## Stated exercise
Transcribe the full listing below exactly.

------

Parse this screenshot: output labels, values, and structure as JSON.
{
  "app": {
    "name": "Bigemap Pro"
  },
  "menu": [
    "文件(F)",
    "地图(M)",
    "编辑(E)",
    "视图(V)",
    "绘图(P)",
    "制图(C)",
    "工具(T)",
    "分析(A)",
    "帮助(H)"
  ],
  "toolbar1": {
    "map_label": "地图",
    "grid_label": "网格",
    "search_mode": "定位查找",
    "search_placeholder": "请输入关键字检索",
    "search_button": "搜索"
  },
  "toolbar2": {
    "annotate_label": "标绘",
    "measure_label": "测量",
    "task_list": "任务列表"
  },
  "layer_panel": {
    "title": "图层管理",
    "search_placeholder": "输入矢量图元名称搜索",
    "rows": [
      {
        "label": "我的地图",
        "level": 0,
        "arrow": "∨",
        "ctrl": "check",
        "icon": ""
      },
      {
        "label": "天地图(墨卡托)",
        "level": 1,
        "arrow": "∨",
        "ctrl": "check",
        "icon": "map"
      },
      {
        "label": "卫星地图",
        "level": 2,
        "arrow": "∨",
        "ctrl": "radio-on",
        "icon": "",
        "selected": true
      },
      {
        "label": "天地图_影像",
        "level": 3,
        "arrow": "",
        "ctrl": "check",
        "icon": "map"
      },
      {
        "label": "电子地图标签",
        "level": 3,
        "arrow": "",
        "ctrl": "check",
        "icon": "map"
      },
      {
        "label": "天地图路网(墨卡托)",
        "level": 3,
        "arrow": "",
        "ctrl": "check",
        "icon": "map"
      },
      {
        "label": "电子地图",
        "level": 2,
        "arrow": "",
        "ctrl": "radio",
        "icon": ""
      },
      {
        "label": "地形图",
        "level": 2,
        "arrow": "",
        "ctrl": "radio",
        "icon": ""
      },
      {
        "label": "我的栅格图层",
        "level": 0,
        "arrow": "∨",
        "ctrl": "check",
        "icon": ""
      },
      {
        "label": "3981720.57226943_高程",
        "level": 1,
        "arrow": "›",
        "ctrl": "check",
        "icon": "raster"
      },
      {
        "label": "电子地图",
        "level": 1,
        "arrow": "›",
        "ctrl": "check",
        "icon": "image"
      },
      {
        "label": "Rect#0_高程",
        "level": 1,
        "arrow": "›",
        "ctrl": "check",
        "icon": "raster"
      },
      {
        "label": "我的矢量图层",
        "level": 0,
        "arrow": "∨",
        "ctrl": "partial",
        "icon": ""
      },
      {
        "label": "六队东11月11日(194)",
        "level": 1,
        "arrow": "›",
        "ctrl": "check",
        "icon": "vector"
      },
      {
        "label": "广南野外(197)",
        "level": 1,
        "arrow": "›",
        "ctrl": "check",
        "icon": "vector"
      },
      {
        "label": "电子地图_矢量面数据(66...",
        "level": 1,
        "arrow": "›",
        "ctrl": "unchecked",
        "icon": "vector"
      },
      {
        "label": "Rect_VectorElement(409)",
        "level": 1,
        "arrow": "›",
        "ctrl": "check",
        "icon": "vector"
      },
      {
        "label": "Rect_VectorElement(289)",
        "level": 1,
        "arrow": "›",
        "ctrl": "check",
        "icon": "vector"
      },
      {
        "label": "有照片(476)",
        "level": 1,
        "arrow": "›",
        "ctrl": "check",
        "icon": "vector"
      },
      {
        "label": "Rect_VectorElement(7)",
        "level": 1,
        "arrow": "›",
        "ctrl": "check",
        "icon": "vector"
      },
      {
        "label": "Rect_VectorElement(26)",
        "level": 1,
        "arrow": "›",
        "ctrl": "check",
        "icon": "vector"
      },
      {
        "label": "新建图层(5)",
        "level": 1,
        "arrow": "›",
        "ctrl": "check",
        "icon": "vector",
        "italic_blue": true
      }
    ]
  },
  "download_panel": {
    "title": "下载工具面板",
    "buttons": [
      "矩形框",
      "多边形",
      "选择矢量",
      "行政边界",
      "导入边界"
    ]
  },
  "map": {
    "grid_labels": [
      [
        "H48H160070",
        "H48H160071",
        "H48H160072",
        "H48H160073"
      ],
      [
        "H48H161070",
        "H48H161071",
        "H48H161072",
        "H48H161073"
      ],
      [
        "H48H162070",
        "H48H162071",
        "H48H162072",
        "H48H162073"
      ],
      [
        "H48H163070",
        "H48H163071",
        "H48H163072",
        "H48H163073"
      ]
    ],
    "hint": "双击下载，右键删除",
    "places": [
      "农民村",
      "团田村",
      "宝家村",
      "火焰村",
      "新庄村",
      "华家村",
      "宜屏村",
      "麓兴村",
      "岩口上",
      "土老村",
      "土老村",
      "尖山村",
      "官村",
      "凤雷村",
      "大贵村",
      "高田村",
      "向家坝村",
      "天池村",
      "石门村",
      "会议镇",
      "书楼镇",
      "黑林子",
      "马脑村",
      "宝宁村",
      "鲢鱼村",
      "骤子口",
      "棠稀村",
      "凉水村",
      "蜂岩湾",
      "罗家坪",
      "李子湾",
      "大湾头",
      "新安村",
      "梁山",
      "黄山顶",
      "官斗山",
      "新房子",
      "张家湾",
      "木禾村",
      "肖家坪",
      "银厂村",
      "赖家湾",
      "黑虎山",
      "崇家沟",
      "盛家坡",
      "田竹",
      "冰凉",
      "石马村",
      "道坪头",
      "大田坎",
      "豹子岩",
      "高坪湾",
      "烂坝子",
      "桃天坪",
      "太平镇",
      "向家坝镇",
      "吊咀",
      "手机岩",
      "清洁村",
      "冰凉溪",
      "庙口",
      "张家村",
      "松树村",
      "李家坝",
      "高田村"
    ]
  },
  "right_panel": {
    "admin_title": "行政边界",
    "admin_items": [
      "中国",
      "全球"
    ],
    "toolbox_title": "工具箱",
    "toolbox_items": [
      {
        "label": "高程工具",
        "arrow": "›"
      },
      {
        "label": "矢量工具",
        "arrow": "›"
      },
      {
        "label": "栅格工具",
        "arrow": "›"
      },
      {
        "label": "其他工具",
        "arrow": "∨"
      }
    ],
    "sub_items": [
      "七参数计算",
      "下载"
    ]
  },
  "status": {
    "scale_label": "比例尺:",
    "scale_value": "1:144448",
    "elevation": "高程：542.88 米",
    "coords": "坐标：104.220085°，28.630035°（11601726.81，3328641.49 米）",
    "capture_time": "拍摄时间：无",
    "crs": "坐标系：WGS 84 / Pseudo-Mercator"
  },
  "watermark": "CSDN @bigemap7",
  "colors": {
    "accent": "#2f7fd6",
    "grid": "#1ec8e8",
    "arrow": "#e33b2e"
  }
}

------

## Finished task
Parse this screenshot: output labels, values, and structure as JSON.
{
  "app": {
    "name": "Bigemap Pro"
  },
  "menu": [
    "文件(F)",
    "地图(M)",
    "编辑(E)",
    "视图(V)",
    "绘图(P)",
    "制图(C)",
    "工具(T)",
    "分析(A)",
    "帮助(H)"
  ],
  "toolbar1": {
    "map_label": "地图",
    "grid_label": "网格",
    "search_mode": "定位查找",
    "search_placeholder": "请输入关键字检索",
    "search_button": "搜索"
  },
  "toolbar2": {
    "annotate_label": "标绘",
    "measure_label": "测量",
    "task_list": "任务列表"
  },
  "layer_panel": {
    "title": "图层管理",
    "search_placeholder": "输入矢量图元名称搜索",
    "rows": [
      {
        "label": "我的地图",
        "level": 0,
        "arrow": "∨",
        "ctrl": "check",
        "icon": ""
      },
      {
        "label": "天地图(墨卡托)",
        "level": 1,
        "arrow": "∨",
        "ctrl": "check",
        "icon": "map"
      },
      {
        "label": "卫星地图",
        "level": 2,
        "arrow": "∨",
        "ctrl": "radio-on",
        "icon": "",
        "selected": true
      },
      {
        "label": "天地图_影像",
        "level": 3,
        "arrow": "",
        "ctrl": "check",
        "icon": "map"
      },
      {
        "label": "电子地图标签",
        "level": 3,
        "arrow": "",
        "ctrl": "check",
        "icon": "map"
      },
      {
        "label": "天地图路网(墨卡托)",
        "level": 3,
        "arrow": "",
        "ctrl": "check",
        "icon": "map"
      },
      {
        "label": "电子地图",
        "level": 2,
        "arrow": "",
        "ctrl": "radio",
        "icon": ""
      },
      {
        "label": "地形图",
        "level": 2,
        "arrow": "",
        "ctrl": "radio",
        "icon": ""
      },
      {
        "label": "我的栅格图层",
        "level": 0,
        "arrow": "∨",
        "ctrl": "check",
        "icon": ""
      },
      {
        "label": "3981720.57226943_高程",
        "level": 1,
        "arrow": "›",
        "ctrl": "check",
        "icon": "raster"
      },
      {
        "label": "电子地图",
        "level": 1,
        "arrow": "›",
        "ctrl": "check",
        "icon": "image"
      },
      {
        "label": "Rect#0_高程",
        "level": 1,
        "arrow": "›",
        "ctrl": "check",
        "icon": "raster"
      },
      {
        "label": "我的矢量图层",
        "level": 0,
        "arrow": "∨",
        "ctrl": "partial",
        "icon": ""
      },
      {
        "label": "六队东11月11日(194)",
        "level": 1,
        "arrow": "›",
        "ctrl": "check",
        "icon": "vector"
      },
      {
        "label": "广南野外(197)",
        "level": 1,
        "arrow": "›",
        "ctrl": "check",
        "icon": "vector"
      },
      {
        "label": "电子地图_矢量面数据(66...",
        "level": 1,
        "arrow": "›",
        "ctrl": "unchecked",
        "icon": "vector"
      },
      {
        "label": "Rect_VectorElement(409)",
        "level": 1,
        "arrow": "›",
        "ctrl": "check",
        "icon": "vector"
      },
      {
        "label": "Rect_VectorElement(289)",
        "level": 1,
        "arrow": "›",
        "ctrl": "check",
        "icon": "vector"
      },
      {
        "label": "有照片(476)",
        "level": 1,
        "arrow": "›",
        "ctrl": "check",
        "icon": "vector"
      },
      {
        "label": "Rect_VectorElement(7)",
        "level": 1,
        "arrow": "›",
        "ctrl": "check",
        "icon": "vector"
      },
      {
        "label": "Rect_VectorElement(26)",
        "level": 1,
        "arrow": "›",
        "ctrl": "check",
        "icon": "vector"
      },
      {
        "label": "新建图层(5)",
        "level": 1,
        "arrow": "›",
        "ctrl": "check",
        "icon": "vector",
        "italic_blue": true
      }
    ]
  },
  "download_panel": {
    "title": "下载工具面板",
    "buttons": [
      "矩形框",
      "多边形",
      "选择矢量",
      "行政边界",
      "导入边界"
    ]
  },
  "map": {
    "grid_labels": [
      [
        "H48H160070",
        "H48H160071",
        "H48H160072",
        "H48H160073"
      ],
      [
        "H48H161070",
        "H48H161071",
        "H48H161072",
        "H48H161073"
      ],
      [
        "H48H162070",
        "H48H162071",
        "H48H162072",
        "H48H162073"
      ],
      [
        "H48H163070",
        "H48H163071",
        "H48H163072",
        "H48H163073"
      ]
    ],
    "hint": "双击下载，右键删除",
    "places": [
      "农民村",
      "团田村",
      "宝家村",
      "火焰村",
      "新庄村",
      "华家村",
      "宜屏村",
      "麓兴村",
      "岩口上",
      "土老村",
      "土老村",
      "尖山村",
      "官村",
      "凤雷村",
      "大贵村",
      "高田村",
      "向家坝村",
      "天池村",
      "石门村",
      "会议镇",
      "书楼镇",
      "黑林子",
      "马脑村",
      "宝宁村",
      "鲢鱼村",
      "骤子口",
      "棠稀村",
      "凉水村",
      "蜂岩湾",
      "罗家坪",
      "李子湾",
      "大湾头",
      "新安村",
      "梁山",
      "黄山顶",
      "官斗山",
      "新房子",
      "张家湾",
      "木禾村",
      "肖家坪",
      "银厂村",
      "赖家湾",
      "黑虎山",
      "崇家沟",
      "盛家坡",
      "田竹",
      "冰凉",
      "石马村",
      "道坪头",
      "大田坎",
      "豹子岩",
      "高坪湾",
      "烂坝子",
      "桃天坪",
      "太平镇",
      "向家坝镇",
      "吊咀",
      "手机岩",
      "清洁村",
      "冰凉溪",
      "庙口",
      "张家村",
      "松树村",
      "李家坝",
      "高田村"
    ]
  },
  "right_panel": {
    "admin_title": "行政边界",
    "admin_items": [
      "中国",
      "全球"
    ],
    "toolbox_title": "工具箱",
    "toolbox_items": [
      {
        "label": "高程工具",
        "arrow": "›"
      },
      {
        "label": "矢量工具",
        "arrow": "›"
      },
      {
        "label": "栅格工具",
        "arrow": "›"
      },
      {
        "label": "其他工具",
        "arrow": "∨"
      }
    ],
    "sub_items": [
      "七参数计算",
      "下载"
    ]
  },
  "status": {
    "scale_label": "比例尺:",
    "scale_value": "1:144448",
    "elevation": "高程：542.88 米",
    "coords": "坐标：104.220085°，28.630035°（11601726.81，3328641.49 米）",
    "capture_time": "拍摄时间：无",
    "crs": "坐标系：WGS 84 / Pseudo-Mercator"
  },
  "watermark": "CSDN @bigemap7",
  "colors": {
    "accent": "#2f7fd6",
    "grid": "#1ec8e8",
    "arrow": "#e33b2e"
  }
}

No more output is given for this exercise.